Bereitgestellter Auszug:
····················

Ellisons Lieblingsfeind: Amazon Web Services
Während sich Konkurrenten wie SAP, Salesforce und Microsoft auf ihren eigenen Konferenzen redlich bemüht zeigen, Offenheit zu demonstrieren, mit schöner Regelmäßigkeit neue Kooperationen und Partnerschaften ankündigen und das hohe Lied der "Coopetition" singen, keilt Oracles graue Eminenz lieber gegen die Wettbewerber aus.
Bis dato scheinen Ellisons Angriffe allerdings wirkungslos zu verpuffen. Erst Anfang August hatten die Analysten von Gartner einen aktuellen Bericht zur Entwicklung des Infrastructure-as-a-Service-Markt (IaaS) in der Public Cloud vorgestellt. Demzufolge legten die weltweiten IaaS-Geschäfte 2017 im Vergleich zum Vorjahr um knapp 30 Prozent auf ein Volumen von fast 23,6 Milliarden Dollar zu. Unangefochtener Marktführer bleibt dabei AWS. Der Oracle-Konkurrent konnte seinen Umsatz um 25 Prozent auf rund 12,2 Milliarden Dollar steigern und kam auf einen Marktanteil von fast 52 Prozent. Das bedeutet einen deutlichen Vorsprung auf die Verfolger Microsoft (13,3 Prozent), Alibaba (4,6 Prozent) und Google (3,3 Prozent). Oracle taucht als eigenständiger Cloud-Anbieter nicht in dem Gartner-Ranking auf, sondern verschwindet in dem Posten "Sonstige Anbieter".

····················

Auszug aus Datensätzen:
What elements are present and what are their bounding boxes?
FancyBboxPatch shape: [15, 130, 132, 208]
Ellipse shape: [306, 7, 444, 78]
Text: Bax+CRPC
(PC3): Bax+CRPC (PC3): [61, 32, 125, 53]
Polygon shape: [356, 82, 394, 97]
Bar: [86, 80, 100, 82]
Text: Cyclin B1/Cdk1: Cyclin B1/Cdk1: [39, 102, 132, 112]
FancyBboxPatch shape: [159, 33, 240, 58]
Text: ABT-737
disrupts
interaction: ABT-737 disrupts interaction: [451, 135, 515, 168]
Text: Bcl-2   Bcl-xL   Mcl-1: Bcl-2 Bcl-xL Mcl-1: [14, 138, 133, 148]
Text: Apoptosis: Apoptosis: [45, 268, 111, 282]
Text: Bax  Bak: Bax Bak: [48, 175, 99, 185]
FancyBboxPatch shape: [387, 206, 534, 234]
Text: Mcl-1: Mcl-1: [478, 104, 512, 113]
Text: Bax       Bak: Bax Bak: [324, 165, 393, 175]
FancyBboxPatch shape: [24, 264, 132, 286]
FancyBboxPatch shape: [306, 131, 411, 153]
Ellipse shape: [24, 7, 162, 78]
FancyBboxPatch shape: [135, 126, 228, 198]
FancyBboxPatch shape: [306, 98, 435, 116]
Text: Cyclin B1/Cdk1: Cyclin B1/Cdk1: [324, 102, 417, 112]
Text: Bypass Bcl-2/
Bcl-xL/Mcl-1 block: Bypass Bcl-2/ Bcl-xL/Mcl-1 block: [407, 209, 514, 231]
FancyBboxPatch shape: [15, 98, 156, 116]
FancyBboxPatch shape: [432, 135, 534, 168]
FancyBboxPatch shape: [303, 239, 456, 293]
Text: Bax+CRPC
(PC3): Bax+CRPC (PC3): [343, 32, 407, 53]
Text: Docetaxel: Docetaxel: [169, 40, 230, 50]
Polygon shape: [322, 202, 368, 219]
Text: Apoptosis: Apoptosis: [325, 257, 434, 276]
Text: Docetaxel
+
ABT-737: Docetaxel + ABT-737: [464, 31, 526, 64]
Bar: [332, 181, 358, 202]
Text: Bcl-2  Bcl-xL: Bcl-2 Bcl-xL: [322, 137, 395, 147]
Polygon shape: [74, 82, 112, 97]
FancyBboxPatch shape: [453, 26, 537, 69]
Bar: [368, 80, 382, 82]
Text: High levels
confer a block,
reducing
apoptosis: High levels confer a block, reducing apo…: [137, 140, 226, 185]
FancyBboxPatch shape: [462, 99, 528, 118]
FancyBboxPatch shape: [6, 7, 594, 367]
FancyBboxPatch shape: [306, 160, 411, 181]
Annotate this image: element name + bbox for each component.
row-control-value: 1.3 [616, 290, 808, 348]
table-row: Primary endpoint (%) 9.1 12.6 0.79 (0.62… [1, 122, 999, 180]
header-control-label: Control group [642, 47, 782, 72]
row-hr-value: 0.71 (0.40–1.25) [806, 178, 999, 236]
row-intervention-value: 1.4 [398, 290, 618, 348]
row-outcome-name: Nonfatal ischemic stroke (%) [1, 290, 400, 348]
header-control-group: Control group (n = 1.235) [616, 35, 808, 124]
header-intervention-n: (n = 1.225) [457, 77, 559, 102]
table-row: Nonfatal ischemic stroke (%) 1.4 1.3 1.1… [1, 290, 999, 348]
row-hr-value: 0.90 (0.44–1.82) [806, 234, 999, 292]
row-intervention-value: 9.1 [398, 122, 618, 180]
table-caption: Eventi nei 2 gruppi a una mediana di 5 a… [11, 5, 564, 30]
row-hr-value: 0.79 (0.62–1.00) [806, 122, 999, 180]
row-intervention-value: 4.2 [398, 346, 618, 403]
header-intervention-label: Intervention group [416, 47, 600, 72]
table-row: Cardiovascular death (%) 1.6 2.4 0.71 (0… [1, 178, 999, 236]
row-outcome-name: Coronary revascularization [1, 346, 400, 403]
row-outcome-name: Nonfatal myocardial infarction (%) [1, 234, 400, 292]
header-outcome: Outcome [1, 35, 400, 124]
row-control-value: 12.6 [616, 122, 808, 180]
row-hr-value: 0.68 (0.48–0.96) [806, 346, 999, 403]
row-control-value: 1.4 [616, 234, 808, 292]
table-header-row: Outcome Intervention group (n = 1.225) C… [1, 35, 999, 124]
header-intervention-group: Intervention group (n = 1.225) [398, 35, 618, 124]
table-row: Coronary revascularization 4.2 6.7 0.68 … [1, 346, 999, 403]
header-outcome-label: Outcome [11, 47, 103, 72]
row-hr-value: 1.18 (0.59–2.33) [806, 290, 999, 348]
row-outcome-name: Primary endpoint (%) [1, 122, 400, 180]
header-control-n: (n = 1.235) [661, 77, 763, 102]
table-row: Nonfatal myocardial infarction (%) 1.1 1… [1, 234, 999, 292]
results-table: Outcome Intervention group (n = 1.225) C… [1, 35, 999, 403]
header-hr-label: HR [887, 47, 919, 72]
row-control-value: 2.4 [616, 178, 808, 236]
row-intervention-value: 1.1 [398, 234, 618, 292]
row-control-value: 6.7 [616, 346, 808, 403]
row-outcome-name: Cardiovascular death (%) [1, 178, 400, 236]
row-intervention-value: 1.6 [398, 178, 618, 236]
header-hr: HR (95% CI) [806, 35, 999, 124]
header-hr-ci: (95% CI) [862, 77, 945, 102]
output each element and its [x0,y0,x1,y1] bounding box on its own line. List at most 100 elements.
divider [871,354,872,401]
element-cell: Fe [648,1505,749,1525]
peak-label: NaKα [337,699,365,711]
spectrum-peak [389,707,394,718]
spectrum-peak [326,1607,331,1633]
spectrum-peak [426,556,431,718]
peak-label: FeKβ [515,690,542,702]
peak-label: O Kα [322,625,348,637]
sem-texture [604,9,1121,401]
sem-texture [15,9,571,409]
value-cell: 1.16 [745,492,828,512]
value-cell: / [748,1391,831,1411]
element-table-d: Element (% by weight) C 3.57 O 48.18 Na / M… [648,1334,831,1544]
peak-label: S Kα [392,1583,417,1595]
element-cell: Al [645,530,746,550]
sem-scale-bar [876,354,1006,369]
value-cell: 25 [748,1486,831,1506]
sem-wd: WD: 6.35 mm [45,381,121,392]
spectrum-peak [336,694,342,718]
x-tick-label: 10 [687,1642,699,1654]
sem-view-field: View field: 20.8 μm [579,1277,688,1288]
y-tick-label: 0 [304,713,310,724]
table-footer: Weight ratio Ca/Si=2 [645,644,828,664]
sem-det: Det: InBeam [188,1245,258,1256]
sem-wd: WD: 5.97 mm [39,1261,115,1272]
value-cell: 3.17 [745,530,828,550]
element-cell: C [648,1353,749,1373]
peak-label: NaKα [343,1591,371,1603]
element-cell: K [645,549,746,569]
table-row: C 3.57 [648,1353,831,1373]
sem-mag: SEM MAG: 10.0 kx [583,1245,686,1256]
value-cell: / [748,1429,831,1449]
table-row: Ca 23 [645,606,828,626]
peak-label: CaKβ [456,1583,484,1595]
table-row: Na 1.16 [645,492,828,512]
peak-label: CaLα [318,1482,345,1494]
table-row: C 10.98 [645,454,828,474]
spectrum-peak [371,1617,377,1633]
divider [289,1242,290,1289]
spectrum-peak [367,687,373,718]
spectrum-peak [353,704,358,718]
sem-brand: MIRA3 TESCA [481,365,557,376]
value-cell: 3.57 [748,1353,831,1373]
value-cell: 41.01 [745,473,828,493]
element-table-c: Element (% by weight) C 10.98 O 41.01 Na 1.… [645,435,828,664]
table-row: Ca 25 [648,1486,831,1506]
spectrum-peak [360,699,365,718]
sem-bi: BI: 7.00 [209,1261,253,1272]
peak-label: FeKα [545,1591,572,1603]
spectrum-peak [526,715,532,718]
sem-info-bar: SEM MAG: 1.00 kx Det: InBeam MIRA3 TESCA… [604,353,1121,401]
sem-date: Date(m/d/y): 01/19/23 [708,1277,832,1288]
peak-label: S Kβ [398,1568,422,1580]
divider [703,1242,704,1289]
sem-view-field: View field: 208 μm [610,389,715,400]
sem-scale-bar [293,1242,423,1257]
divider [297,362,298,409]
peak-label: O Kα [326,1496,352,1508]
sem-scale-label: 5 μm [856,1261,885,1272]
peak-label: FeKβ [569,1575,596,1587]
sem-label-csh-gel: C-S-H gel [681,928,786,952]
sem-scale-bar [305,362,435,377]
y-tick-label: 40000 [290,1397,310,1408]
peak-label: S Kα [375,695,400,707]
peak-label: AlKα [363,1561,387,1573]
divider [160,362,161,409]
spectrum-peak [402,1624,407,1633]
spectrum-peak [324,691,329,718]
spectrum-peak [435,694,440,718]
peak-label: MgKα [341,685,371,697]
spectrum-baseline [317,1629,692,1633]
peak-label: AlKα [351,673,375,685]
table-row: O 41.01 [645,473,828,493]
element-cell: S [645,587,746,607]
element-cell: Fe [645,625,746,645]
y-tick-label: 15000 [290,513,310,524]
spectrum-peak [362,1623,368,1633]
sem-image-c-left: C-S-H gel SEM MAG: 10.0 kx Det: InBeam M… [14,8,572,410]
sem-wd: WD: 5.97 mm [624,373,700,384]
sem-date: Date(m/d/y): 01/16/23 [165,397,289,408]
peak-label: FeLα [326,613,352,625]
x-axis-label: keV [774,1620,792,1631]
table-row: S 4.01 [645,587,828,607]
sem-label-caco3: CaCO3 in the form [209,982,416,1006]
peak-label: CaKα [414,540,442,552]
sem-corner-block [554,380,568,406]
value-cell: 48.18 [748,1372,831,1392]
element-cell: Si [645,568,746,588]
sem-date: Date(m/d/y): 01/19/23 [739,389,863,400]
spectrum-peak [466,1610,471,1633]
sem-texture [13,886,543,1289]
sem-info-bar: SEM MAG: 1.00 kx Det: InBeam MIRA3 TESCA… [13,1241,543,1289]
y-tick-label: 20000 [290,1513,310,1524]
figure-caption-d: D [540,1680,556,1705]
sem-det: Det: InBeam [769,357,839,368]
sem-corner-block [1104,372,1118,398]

····················

Zur Aufgabe: Kopieren Sie den Text über Ellisons Angriffe auf Amazon Web Services vollständig und wortgetreu. Die Datensätze werden hier nicht gebraucht.

Erledigte Aufgabe:
Ellisons Lieblingsfeind: Amazon Web Services
Während sich Konkurrenten wie SAP, Salesforce und Microsoft auf ihren eigenen Konferenzen redlich bemüht zeigen, Offenheit zu demonstrieren, mit schöner Regelmäßigkeit neue Kooperationen und Partnerschaften ankündigen und das hohe Lied der "Coopetition" singen, keilt Oracles graue Eminenz lieber gegen die Wettbewerber aus.
Bis dato scheinen Ellisons Angriffe allerdings wirkungslos zu verpuffen. Erst Anfang August hatten die Analysten von Gartner einen aktuellen Bericht zur Entwicklung des Infrastructure-as-a-Service-Markt (IaaS) in der Public Cloud vorgestellt. Demzufolge legten die weltweiten IaaS-Geschäfte 2017 im Vergleich zum Vorjahr um knapp 30 Prozent auf ein Volumen von fast 23,6 Milliarden Dollar zu. Unangefochtener Marktführer bleibt dabei AWS. Der Oracle-Konkurrent konnte seinen Umsatz um 25 Prozent auf rund 12,2 Milliarden Dollar steigern und kam auf einen Marktanteil von fast 52 Prozent. Das bedeutet einen deutlichen Vorsprung auf die Verfolger Microsoft (13,3 Prozent), Alibaba (4,6 Prozent) und Google (3,3 Prozent). Oracle taucht als eigenständiger Cloud-Anbieter nicht in dem Gartner-Ranking auf, sondern verschwindet in dem Posten "Sonstige Anbieter".